*Data tied to figure images*:
====

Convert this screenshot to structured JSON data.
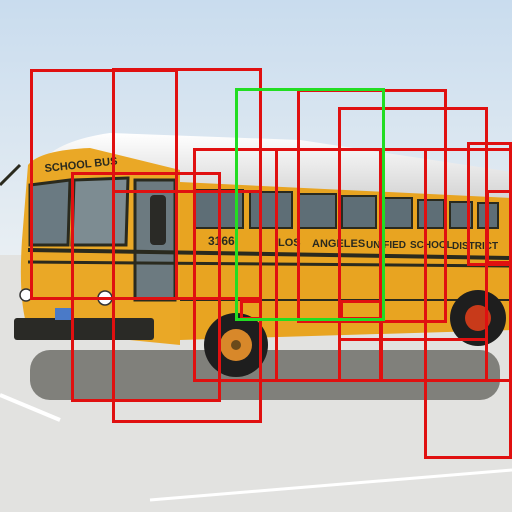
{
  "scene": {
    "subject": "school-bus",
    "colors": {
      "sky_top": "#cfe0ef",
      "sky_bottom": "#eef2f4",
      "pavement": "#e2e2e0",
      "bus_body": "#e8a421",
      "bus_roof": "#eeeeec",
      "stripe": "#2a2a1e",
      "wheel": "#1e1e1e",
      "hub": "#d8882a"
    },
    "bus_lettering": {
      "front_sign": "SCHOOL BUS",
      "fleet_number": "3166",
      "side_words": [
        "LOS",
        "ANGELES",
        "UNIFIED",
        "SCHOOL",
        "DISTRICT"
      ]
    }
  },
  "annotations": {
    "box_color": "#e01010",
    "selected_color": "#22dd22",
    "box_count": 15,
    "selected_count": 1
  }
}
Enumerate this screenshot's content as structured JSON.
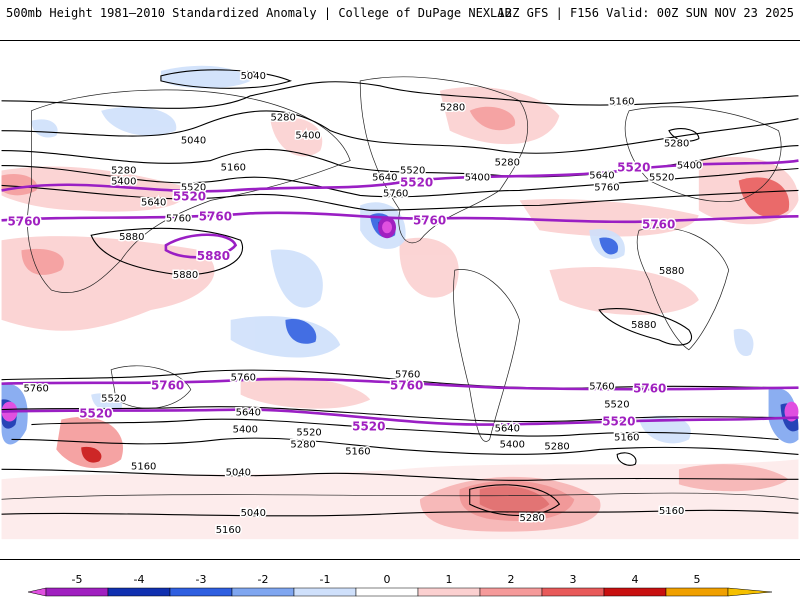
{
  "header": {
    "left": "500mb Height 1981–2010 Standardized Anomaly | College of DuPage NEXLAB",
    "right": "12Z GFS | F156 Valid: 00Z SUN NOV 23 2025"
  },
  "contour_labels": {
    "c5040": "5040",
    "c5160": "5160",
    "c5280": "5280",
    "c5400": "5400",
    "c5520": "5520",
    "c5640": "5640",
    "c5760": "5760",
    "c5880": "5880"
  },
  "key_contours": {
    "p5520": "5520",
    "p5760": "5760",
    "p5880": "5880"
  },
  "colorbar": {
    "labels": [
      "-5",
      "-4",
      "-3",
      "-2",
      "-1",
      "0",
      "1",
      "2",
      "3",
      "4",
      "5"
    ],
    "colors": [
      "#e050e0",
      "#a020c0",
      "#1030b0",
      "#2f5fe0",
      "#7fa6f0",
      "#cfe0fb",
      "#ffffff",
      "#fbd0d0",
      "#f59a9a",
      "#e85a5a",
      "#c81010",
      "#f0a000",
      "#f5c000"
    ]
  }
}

====

*Objective*: Lines containing the word "screenshot" must all be returned from the material above.

*Correct answer*:
Convert this screenshot to structured JSON data.
Enumerate this screenshot's content as structured JSON.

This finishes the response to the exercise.